-- START Listed records --

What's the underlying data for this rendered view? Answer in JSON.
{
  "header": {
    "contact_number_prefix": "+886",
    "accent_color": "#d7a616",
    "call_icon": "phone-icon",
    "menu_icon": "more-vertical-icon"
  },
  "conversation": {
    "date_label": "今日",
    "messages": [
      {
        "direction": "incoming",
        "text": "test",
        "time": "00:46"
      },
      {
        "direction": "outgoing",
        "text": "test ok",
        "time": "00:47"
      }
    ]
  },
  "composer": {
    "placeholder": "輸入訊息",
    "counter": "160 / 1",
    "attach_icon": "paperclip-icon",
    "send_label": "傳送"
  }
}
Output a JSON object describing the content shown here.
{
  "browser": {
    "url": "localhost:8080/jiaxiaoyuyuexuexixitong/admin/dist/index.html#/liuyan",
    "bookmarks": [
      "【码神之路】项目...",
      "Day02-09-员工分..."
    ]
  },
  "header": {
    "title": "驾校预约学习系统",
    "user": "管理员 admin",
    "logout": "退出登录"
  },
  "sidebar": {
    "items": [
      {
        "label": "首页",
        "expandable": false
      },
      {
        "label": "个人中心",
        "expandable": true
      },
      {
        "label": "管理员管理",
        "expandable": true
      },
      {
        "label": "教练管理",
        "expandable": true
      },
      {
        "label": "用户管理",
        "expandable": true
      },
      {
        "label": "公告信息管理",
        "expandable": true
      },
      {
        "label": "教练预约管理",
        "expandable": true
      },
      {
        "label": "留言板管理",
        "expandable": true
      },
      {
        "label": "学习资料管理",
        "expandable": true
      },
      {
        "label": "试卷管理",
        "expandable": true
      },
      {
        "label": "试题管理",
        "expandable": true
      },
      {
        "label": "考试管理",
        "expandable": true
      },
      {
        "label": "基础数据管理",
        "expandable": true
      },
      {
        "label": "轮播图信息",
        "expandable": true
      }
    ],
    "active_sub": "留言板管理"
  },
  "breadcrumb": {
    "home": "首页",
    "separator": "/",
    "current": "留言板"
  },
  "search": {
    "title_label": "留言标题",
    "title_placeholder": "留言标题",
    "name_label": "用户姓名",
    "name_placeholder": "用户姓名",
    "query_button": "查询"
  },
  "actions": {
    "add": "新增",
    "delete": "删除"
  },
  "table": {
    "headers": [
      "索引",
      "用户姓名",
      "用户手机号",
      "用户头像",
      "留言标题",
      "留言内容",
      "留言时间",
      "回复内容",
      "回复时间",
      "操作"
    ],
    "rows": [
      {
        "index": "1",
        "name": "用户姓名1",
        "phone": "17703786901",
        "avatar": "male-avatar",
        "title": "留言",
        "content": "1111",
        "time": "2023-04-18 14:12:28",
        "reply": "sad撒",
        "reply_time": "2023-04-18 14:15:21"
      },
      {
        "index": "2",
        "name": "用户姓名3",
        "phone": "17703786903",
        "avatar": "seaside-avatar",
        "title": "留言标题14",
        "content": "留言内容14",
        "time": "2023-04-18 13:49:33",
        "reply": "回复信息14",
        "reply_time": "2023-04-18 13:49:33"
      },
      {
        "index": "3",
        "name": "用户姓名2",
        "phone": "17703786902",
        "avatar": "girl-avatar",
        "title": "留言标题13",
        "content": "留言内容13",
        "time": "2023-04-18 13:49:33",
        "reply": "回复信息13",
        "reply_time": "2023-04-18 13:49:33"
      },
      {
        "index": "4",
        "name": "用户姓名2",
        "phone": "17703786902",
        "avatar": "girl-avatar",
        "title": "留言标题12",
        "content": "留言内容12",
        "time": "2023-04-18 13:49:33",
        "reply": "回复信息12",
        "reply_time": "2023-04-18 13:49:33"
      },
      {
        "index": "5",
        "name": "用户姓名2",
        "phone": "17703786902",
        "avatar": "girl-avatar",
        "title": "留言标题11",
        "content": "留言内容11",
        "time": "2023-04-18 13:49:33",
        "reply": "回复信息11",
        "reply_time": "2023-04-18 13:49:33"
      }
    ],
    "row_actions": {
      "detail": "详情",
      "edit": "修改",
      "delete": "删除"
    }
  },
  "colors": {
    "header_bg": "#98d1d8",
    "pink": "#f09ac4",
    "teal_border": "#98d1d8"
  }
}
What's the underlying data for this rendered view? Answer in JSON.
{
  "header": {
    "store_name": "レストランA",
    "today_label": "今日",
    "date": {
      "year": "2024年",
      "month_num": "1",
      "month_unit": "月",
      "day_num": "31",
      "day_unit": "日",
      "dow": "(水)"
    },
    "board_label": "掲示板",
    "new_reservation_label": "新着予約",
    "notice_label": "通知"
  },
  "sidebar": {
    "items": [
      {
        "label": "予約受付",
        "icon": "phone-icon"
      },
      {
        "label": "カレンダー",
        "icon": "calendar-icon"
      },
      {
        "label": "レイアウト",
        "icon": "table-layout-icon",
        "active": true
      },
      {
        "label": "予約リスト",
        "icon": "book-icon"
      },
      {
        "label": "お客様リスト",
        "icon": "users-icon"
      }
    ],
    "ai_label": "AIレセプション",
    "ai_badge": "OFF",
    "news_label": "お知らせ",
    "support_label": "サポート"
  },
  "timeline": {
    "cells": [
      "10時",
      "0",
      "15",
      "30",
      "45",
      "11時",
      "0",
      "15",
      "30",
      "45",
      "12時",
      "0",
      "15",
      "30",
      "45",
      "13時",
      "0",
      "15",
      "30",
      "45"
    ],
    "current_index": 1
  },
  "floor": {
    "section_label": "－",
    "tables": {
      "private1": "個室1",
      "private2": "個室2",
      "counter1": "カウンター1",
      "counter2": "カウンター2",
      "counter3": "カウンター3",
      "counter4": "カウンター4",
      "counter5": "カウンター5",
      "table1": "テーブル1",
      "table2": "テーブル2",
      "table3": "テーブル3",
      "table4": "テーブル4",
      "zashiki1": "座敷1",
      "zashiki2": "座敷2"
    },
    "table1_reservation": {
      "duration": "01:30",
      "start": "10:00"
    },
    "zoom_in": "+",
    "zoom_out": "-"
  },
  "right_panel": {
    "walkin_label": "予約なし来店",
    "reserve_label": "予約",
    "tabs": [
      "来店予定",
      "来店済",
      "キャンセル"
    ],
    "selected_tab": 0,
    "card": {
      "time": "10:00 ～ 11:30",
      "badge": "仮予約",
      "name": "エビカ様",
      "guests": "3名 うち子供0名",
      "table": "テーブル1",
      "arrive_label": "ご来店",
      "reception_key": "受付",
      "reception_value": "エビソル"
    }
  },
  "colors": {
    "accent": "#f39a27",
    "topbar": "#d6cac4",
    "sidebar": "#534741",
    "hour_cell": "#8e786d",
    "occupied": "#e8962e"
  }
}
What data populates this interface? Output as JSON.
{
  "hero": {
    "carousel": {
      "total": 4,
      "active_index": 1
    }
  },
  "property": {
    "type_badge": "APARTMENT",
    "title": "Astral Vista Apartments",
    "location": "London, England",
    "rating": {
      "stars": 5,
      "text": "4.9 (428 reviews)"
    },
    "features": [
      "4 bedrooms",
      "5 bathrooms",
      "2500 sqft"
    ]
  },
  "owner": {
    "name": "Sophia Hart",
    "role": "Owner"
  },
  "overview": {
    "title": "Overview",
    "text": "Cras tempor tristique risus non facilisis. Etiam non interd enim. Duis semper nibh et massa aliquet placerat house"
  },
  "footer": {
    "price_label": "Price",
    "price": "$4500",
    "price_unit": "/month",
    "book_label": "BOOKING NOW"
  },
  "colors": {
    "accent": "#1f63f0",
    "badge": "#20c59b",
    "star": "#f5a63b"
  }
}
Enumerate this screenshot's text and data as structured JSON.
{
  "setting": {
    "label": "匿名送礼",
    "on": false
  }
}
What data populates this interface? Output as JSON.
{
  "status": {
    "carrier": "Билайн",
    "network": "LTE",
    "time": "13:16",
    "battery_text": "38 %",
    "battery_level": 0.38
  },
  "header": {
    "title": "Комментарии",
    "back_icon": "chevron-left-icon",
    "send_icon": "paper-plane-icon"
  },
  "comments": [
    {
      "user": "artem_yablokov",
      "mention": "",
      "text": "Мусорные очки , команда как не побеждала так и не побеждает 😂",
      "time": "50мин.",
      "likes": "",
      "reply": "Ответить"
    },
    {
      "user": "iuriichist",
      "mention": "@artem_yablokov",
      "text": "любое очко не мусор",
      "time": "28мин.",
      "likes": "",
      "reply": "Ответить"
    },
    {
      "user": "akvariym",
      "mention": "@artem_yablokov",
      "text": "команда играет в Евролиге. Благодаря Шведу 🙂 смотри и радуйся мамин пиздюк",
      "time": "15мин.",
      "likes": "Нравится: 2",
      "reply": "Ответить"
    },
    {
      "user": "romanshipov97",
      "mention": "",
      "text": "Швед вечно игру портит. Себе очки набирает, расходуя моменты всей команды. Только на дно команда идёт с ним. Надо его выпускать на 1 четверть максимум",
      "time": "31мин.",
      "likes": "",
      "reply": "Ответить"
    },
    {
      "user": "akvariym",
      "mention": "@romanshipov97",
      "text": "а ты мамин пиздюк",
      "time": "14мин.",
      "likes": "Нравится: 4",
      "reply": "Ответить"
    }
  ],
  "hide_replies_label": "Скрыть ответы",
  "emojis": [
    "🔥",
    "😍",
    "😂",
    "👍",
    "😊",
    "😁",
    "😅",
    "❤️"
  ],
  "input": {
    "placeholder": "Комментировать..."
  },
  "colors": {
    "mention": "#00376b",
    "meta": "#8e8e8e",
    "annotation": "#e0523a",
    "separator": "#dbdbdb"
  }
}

-- END Listed records --

**Exercise description**.
Report back each line of the entries that holds the string "phone".

**Task response**.
    "call_icon": "phone-icon",
        "phone": "17703786901",
        "phone": "17703786903",
        "phone": "17703786902",
        "phone": "17703786902",
        "phone": "17703786902",
        "icon": "phone-icon"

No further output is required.